Set down the material below word for word, excluding the pictures.

--- Start of Extracted records ---

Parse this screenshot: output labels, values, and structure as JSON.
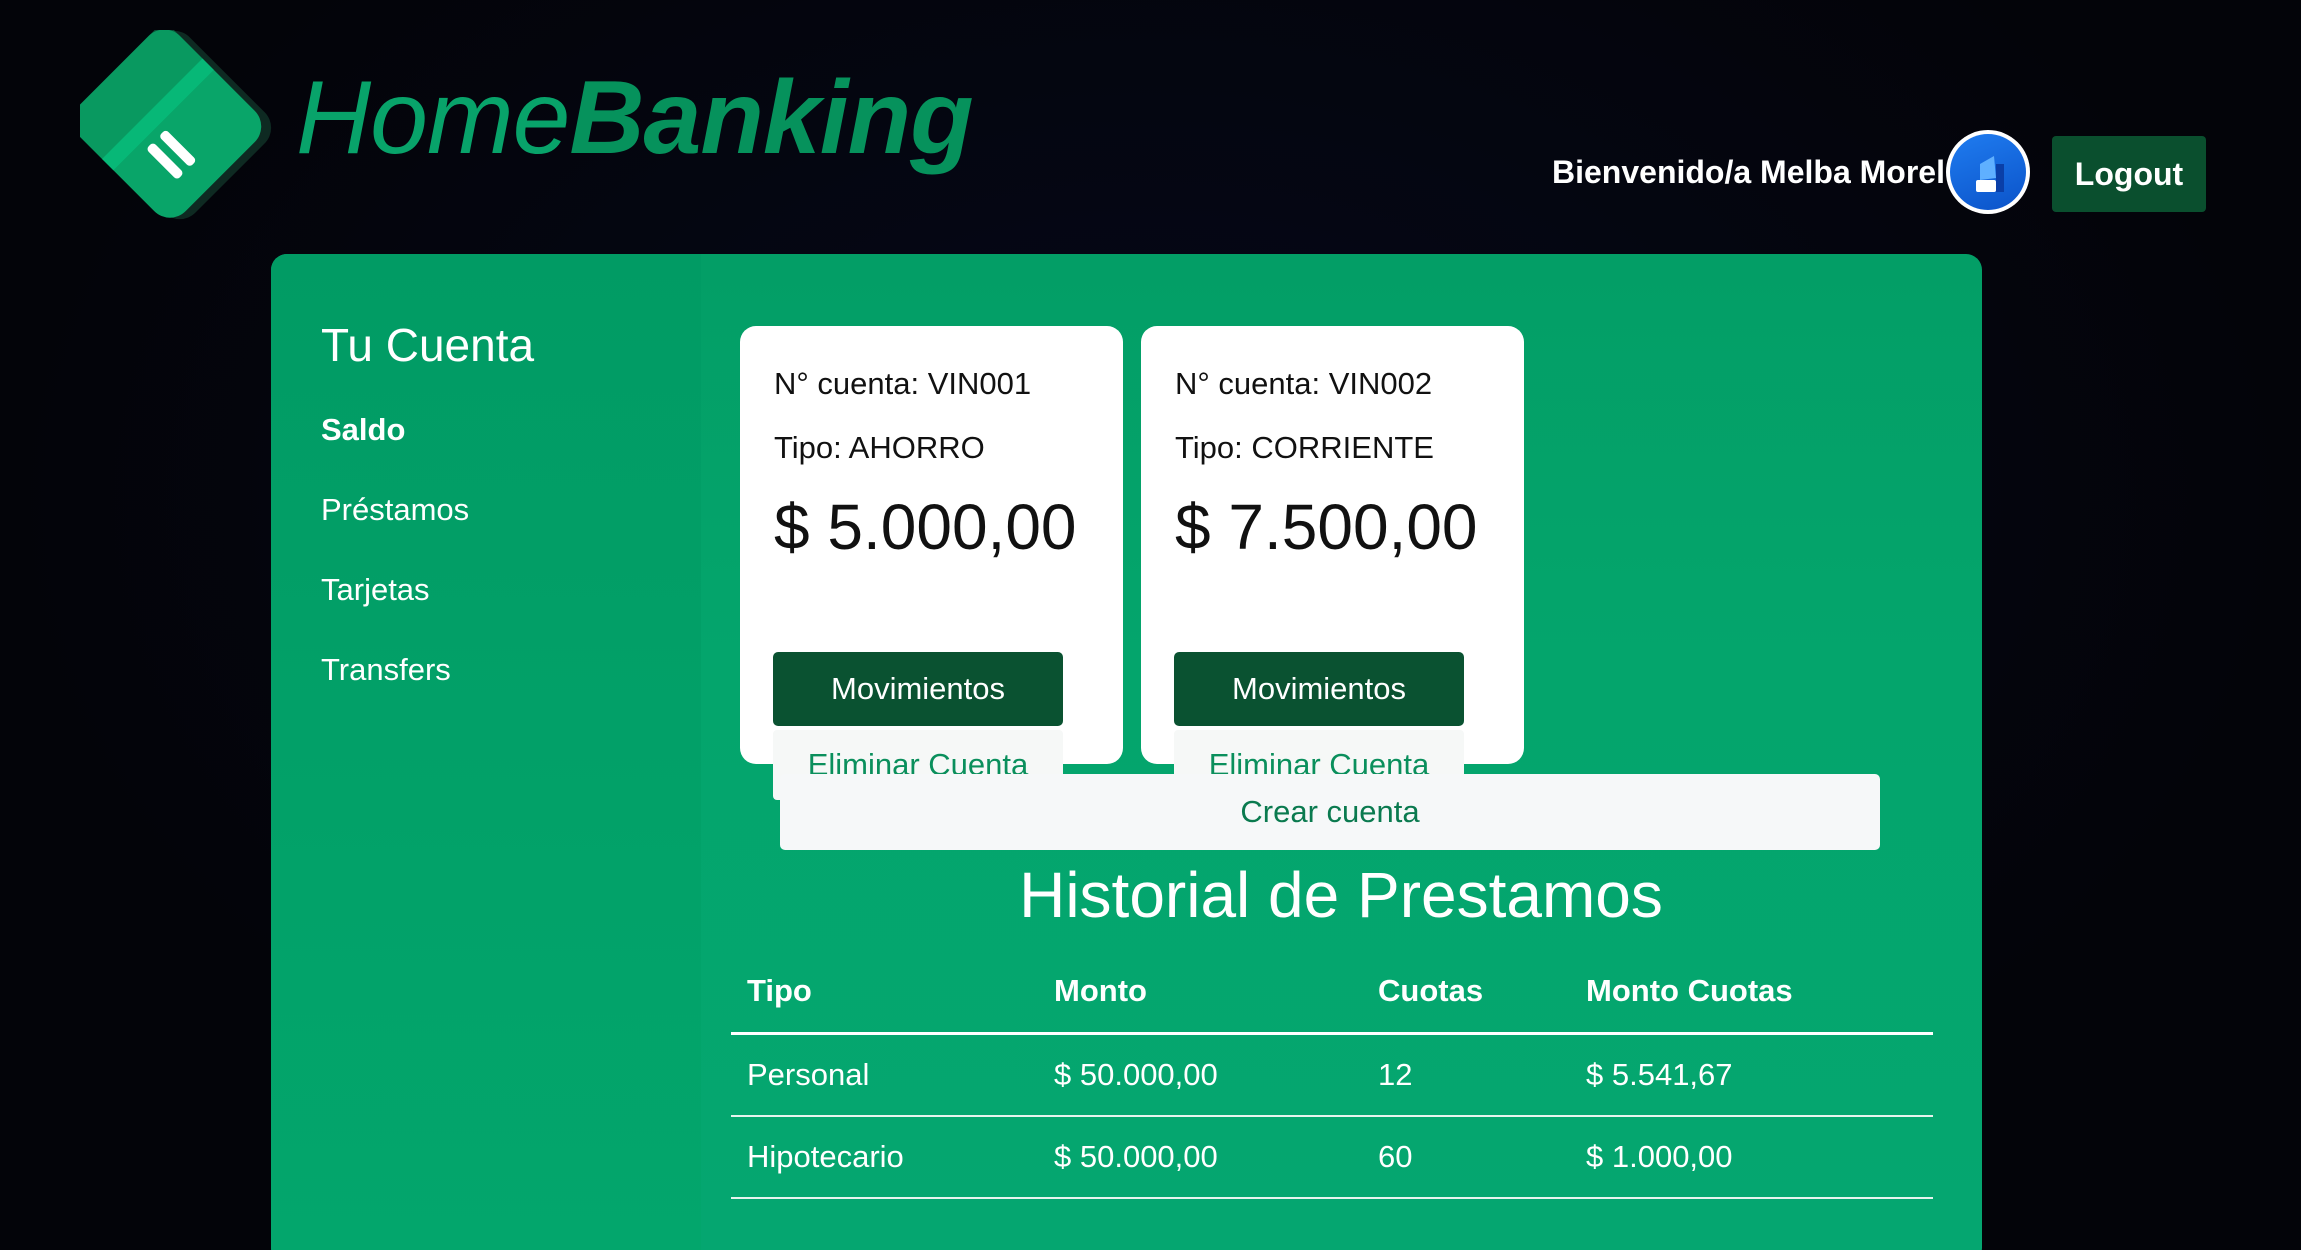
{
  "header": {
    "brand_part1": "Home",
    "brand_part2": "Banking",
    "welcome_text": "Bienvenido/a Melba Morel",
    "logout_label": "Logout"
  },
  "sidebar": {
    "title": "Tu Cuenta",
    "items": [
      {
        "label": "Saldo",
        "active": true
      },
      {
        "label": "Préstamos",
        "active": false
      },
      {
        "label": "Tarjetas",
        "active": false
      },
      {
        "label": "Transfers",
        "active": false
      }
    ]
  },
  "accounts": [
    {
      "number": "N° cuenta: VIN001",
      "type": "Tipo: AHORRO",
      "balance": "$ 5.000,00",
      "movements_label": "Movimientos",
      "delete_label": "Eliminar Cuenta"
    },
    {
      "number": "N° cuenta: VIN002",
      "type": "Tipo: CORRIENTE",
      "balance": "$ 7.500,00",
      "movements_label": "Movimientos",
      "delete_label": "Eliminar Cuenta"
    }
  ],
  "create_account_label": "Crear cuenta",
  "loans": {
    "title": "Historial de Prestamos",
    "columns": [
      "Tipo",
      "Monto",
      "Cuotas",
      "Monto Cuotas"
    ],
    "rows": [
      [
        "Personal",
        "$ 50.000,00",
        "12",
        "$ 5.541,67"
      ],
      [
        "Hipotecario",
        "$ 50.000,00",
        "60",
        "$ 1.000,00"
      ]
    ]
  },
  "colors": {
    "page_background": "#04050d",
    "panel_green": "#04a56c",
    "button_dark_green": "#0a5231",
    "brand_green": "#08a36a"
  },
  "icons": {
    "logo": "credit-card-logo",
    "avatar": "user-avatar"
  }
}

--- End of Extracted records ---

### Exercise answer
Parse this screenshot: output labels, values, and structure as JSON.
{
  "header": {
    "brand_part1": "Home",
    "brand_part2": "Banking",
    "welcome_text": "Bienvenido/a Melba Morel",
    "logout_label": "Logout"
  },
  "sidebar": {
    "title": "Tu Cuenta",
    "items": [
      {
        "label": "Saldo",
        "active": true
      },
      {
        "label": "Préstamos",
        "active": false
      },
      {
        "label": "Tarjetas",
        "active": false
      },
      {
        "label": "Transfers",
        "active": false
      }
    ]
  },
  "accounts": [
    {
      "number": "N° cuenta: VIN001",
      "type": "Tipo: AHORRO",
      "balance": "$ 5.000,00",
      "movements_label": "Movimientos",
      "delete_label": "Eliminar Cuenta"
    },
    {
      "number": "N° cuenta: VIN002",
      "type": "Tipo: CORRIENTE",
      "balance": "$ 7.500,00",
      "movements_label": "Movimientos",
      "delete_label": "Eliminar Cuenta"
    }
  ],
  "create_account_label": "Crear cuenta",
  "loans": {
    "title": "Historial de Prestamos",
    "columns": [
      "Tipo",
      "Monto",
      "Cuotas",
      "Monto Cuotas"
    ],
    "rows": [
      [
        "Personal",
        "$ 50.000,00",
        "12",
        "$ 5.541,67"
      ],
      [
        "Hipotecario",
        "$ 50.000,00",
        "60",
        "$ 1.000,00"
      ]
    ]
  },
  "colors": {
    "page_background": "#04050d",
    "panel_green": "#04a56c",
    "button_dark_green": "#0a5231",
    "brand_green": "#08a36a"
  },
  "icons": {
    "logo": "credit-card-logo",
    "avatar": "user-avatar"
  }
}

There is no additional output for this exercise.